Rows from a dataset:
+===+

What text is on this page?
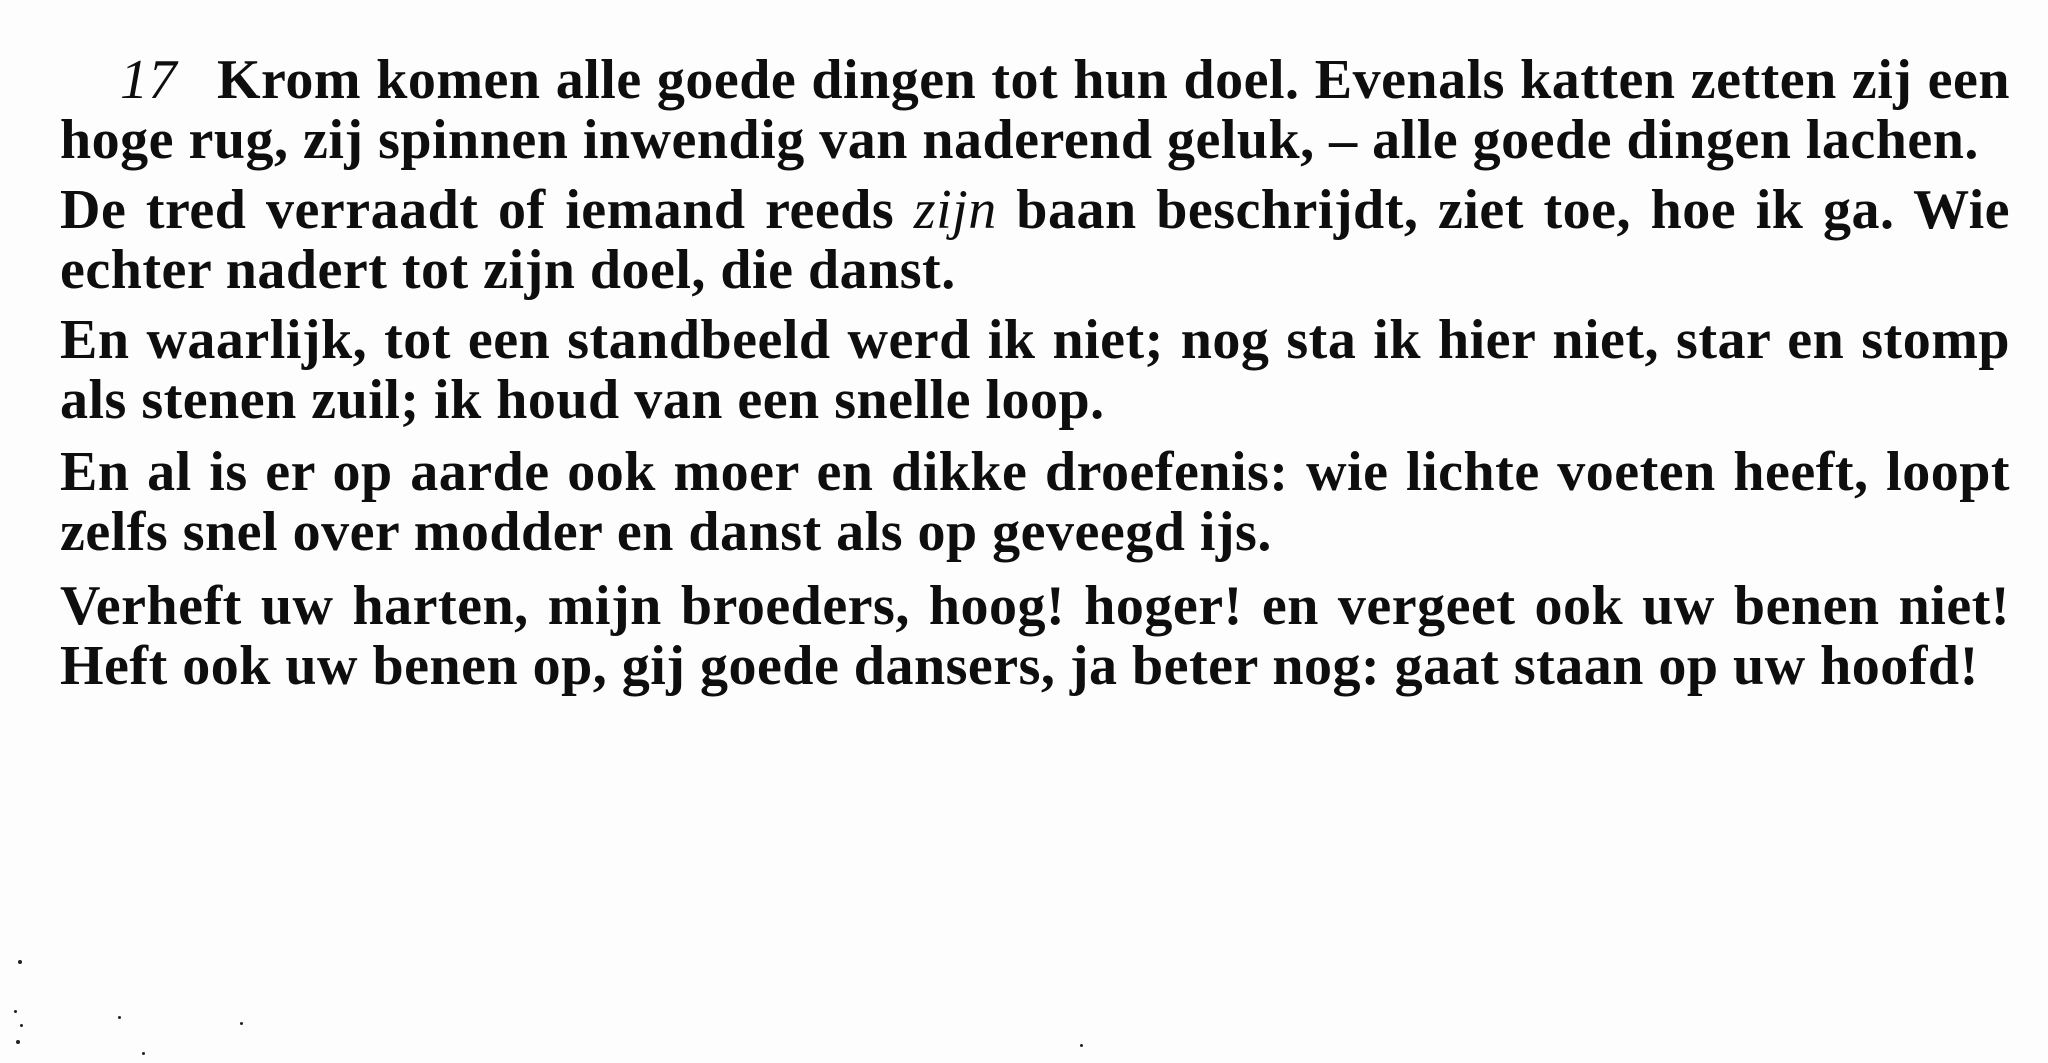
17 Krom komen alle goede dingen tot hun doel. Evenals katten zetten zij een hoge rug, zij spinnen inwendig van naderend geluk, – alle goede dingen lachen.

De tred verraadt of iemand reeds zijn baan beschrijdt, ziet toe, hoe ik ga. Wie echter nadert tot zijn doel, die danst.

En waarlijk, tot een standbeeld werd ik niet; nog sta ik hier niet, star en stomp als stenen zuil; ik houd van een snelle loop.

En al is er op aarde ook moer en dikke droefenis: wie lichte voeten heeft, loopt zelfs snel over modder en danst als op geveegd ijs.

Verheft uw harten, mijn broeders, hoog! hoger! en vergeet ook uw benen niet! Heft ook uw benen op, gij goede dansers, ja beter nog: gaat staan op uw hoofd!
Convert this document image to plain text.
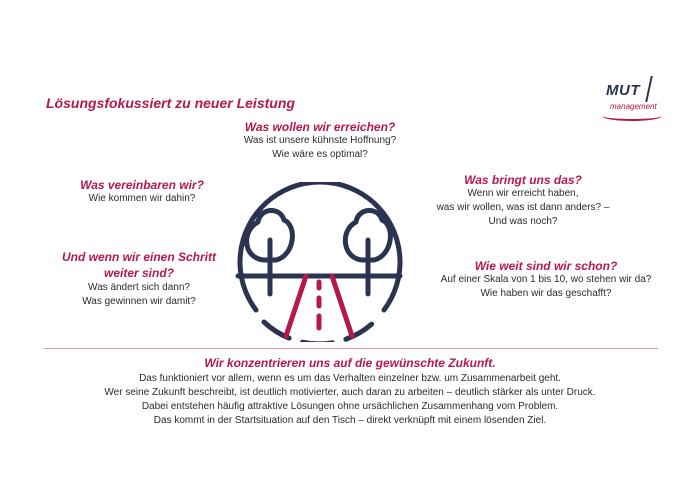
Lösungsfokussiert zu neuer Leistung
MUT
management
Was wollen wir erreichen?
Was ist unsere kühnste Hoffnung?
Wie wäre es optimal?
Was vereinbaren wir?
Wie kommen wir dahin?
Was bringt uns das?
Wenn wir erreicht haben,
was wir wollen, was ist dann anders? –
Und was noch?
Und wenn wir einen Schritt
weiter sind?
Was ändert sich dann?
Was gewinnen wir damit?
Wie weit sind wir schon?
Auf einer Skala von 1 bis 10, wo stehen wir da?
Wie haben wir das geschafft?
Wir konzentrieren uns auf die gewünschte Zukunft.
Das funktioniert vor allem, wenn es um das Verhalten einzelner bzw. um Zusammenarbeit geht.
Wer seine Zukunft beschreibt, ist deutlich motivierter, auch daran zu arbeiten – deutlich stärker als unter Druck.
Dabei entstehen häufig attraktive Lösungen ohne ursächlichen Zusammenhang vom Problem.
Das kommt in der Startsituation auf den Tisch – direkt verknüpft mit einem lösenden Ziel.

+===+

• _TASK PROMPT_:
Pictures don't belong in the copy. Restate all the entries exactly.

• _WRITTEN RESPONSE_:
What text is on this page?
17 Krom komen alle goede dingen tot hun doel. Evenals katten zetten zij een hoge rug, zij spinnen inwendig van naderend geluk, – alle goede dingen lachen.

De tred verraadt of iemand reeds zijn baan beschrijdt, ziet toe, hoe ik ga. Wie echter nadert tot zijn doel, die danst.

En waarlijk, tot een standbeeld werd ik niet; nog sta ik hier niet, star en stomp als stenen zuil; ik houd van een snelle loop.

En al is er op aarde ook moer en dikke droefenis: wie lichte voeten heeft, loopt zelfs snel over modder en danst als op geveegd ijs.

Verheft uw harten, mijn broeders, hoog! hoger! en vergeet ook uw benen niet! Heft ook uw benen op, gij goede dansers, ja beter nog: gaat staan op uw hoofd!
Convert this document image to plain text.
Lösungsfokussiert zu neuer Leistung
MUT
management
Was wollen wir erreichen?
Was ist unsere kühnste Hoffnung?
Wie wäre es optimal?
Was vereinbaren wir?
Wie kommen wir dahin?
Was bringt uns das?
Wenn wir erreicht haben,
was wir wollen, was ist dann anders? –
Und was noch?
Und wenn wir einen Schritt
weiter sind?
Was ändert sich dann?
Was gewinnen wir damit?
Wie weit sind wir schon?
Auf einer Skala von 1 bis 10, wo stehen wir da?
Wie haben wir das geschafft?
Wir konzentrieren uns auf die gewünschte Zukunft.
Das funktioniert vor allem, wenn es um das Verhalten einzelner bzw. um Zusammenarbeit geht.
Wer seine Zukunft beschreibt, ist deutlich motivierter, auch daran zu arbeiten – deutlich stärker als unter Druck.
Dabei entstehen häufig attraktive Lösungen ohne ursächlichen Zusammenhang vom Problem.
Das kommt in der Startsituation auf den Tisch – direkt verknüpft mit einem lösenden Ziel.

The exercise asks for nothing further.